— Request —
Update the data from its start through the line containing "y-tick-label: 40% <box>557 302 583 316</box>" by replacing "x-tick-label" with "x-axis-label" wherever it occurs, and give those lines back otherwise unchanged.

— Data rows —
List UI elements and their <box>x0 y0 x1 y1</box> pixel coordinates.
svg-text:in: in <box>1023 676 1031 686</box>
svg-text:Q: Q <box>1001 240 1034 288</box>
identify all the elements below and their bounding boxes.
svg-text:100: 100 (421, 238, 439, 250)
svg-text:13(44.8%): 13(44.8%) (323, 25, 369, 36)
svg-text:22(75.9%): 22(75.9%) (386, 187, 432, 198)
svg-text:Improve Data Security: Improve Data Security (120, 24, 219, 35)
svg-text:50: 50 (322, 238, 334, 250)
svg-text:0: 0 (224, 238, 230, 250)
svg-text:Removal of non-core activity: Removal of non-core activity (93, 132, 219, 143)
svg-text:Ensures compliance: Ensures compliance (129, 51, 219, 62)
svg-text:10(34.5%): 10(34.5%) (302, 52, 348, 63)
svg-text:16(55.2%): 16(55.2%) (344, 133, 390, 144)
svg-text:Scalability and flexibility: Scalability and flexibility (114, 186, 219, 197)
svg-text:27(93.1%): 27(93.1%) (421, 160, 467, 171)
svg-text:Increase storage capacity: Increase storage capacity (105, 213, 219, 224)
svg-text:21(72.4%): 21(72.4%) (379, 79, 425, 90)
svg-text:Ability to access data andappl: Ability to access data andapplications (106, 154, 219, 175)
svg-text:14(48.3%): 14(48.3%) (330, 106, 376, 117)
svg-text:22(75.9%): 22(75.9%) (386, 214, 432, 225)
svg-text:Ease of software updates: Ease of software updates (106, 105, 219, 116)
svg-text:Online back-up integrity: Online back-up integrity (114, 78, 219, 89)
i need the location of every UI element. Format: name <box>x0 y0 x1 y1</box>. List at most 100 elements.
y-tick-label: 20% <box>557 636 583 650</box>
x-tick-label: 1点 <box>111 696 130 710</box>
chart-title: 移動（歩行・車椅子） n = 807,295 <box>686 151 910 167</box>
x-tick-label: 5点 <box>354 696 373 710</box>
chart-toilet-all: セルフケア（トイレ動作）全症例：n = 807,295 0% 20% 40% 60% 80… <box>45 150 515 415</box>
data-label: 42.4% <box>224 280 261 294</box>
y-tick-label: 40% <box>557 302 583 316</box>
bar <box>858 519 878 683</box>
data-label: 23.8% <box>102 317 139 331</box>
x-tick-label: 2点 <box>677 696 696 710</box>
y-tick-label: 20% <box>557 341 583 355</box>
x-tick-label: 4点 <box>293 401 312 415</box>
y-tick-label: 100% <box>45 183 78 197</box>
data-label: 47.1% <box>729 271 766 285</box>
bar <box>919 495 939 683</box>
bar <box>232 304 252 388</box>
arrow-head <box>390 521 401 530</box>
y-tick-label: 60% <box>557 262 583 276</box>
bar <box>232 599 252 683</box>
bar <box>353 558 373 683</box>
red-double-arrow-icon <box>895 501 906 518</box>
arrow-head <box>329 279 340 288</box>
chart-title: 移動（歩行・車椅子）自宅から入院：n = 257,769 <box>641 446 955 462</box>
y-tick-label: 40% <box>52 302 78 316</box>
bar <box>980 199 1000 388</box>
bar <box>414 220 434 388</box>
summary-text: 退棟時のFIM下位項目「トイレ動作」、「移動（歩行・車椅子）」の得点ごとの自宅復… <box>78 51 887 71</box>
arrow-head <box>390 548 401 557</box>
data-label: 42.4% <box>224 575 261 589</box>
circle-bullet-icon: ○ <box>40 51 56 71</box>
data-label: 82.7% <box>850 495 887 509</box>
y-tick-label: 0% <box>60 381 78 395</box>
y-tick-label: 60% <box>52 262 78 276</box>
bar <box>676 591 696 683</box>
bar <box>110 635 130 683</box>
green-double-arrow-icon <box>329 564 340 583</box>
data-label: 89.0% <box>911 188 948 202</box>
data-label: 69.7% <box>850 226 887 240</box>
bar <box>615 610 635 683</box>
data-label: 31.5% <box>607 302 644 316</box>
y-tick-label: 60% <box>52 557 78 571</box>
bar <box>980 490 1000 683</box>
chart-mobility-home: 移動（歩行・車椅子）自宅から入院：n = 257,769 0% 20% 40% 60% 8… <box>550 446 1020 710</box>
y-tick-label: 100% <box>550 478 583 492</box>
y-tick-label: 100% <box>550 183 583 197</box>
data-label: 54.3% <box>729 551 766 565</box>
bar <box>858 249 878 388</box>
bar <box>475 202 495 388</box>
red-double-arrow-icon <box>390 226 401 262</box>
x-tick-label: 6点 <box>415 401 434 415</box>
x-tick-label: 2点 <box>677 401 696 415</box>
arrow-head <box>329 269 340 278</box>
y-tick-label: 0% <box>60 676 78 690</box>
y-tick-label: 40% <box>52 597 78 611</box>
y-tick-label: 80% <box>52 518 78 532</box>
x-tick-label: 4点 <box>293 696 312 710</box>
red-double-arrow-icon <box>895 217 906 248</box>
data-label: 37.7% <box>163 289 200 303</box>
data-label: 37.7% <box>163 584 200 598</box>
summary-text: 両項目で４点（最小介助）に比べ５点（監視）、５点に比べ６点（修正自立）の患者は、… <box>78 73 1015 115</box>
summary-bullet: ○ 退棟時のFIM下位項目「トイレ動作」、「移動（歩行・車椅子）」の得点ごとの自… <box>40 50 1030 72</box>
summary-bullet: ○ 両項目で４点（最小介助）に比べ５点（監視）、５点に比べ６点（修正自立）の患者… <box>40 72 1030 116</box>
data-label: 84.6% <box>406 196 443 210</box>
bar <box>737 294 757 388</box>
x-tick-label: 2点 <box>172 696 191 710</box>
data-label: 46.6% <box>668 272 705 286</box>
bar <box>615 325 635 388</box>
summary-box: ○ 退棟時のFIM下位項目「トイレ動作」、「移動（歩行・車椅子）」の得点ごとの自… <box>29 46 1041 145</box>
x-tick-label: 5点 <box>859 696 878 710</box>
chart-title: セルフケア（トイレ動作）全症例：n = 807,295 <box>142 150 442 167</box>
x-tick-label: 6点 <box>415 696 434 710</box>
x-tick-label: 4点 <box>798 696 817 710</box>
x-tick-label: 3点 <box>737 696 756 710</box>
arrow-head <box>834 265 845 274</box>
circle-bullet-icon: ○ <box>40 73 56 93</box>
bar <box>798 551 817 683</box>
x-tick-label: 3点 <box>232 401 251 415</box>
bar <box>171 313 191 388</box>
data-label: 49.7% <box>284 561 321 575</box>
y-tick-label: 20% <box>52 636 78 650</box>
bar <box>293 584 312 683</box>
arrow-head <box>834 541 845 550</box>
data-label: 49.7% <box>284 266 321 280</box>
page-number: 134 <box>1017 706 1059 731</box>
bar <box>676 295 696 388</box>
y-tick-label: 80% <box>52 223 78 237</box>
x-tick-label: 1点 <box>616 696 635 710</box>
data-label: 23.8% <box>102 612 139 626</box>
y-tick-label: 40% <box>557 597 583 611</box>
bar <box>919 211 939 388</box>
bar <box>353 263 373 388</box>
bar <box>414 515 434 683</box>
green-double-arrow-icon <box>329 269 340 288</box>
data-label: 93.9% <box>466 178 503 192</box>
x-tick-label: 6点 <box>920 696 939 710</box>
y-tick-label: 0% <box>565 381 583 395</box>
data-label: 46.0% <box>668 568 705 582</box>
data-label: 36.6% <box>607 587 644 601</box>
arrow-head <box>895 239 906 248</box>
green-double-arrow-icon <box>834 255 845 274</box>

— Written reply —
List UI elements and their <box>x0 y0 x1 y1</box> pixel coordinates.
svg-text:in: in <box>1023 676 1031 686</box>
svg-text:Q: Q <box>1001 240 1034 288</box>
identify all the elements below and their bounding boxes.
svg-text:100: 100 (421, 238, 439, 250)
svg-text:13(44.8%): 13(44.8%) (323, 25, 369, 36)
svg-text:22(75.9%): 22(75.9%) (386, 187, 432, 198)
svg-text:Improve Data Security: Improve Data Security (120, 24, 219, 35)
svg-text:50: 50 (322, 238, 334, 250)
svg-text:0: 0 (224, 238, 230, 250)
svg-text:Removal of non-core activity: Removal of non-core activity (93, 132, 219, 143)
svg-text:Ensures compliance: Ensures compliance (129, 51, 219, 62)
svg-text:10(34.5%): 10(34.5%) (302, 52, 348, 63)
svg-text:16(55.2%): 16(55.2%) (344, 133, 390, 144)
svg-text:Scalability and flexibility: Scalability and flexibility (114, 186, 219, 197)
svg-text:27(93.1%): 27(93.1%) (421, 160, 467, 171)
svg-text:Increase storage capacity: Increase storage capacity (105, 213, 219, 224)
svg-text:21(72.4%): 21(72.4%) (379, 79, 425, 90)
svg-text:Ability to access data andappl: Ability to access data andapplications (106, 154, 219, 175)
svg-text:14(48.3%): 14(48.3%) (330, 106, 376, 117)
svg-text:22(75.9%): 22(75.9%) (386, 214, 432, 225)
svg-text:Ease of software updates: Ease of software updates (106, 105, 219, 116)
svg-text:Online back-up integrity: Online back-up integrity (114, 78, 219, 89)
i need the location of every UI element. Format: name <box>x0 y0 x1 y1</box>. List at most 100 elements.
y-tick-label: 20% <box>557 636 583 650</box>
x-axis-label: 1点 <box>111 696 130 710</box>
chart-title: 移動（歩行・車椅子） n = 807,295 <box>686 151 910 167</box>
x-axis-label: 5点 <box>354 696 373 710</box>
chart-toilet-all: セルフケア（トイレ動作）全症例：n = 807,295 0% 20% 40% 60% 80… <box>45 150 515 415</box>
data-label: 42.4% <box>224 280 261 294</box>
y-tick-label: 40% <box>557 302 583 316</box>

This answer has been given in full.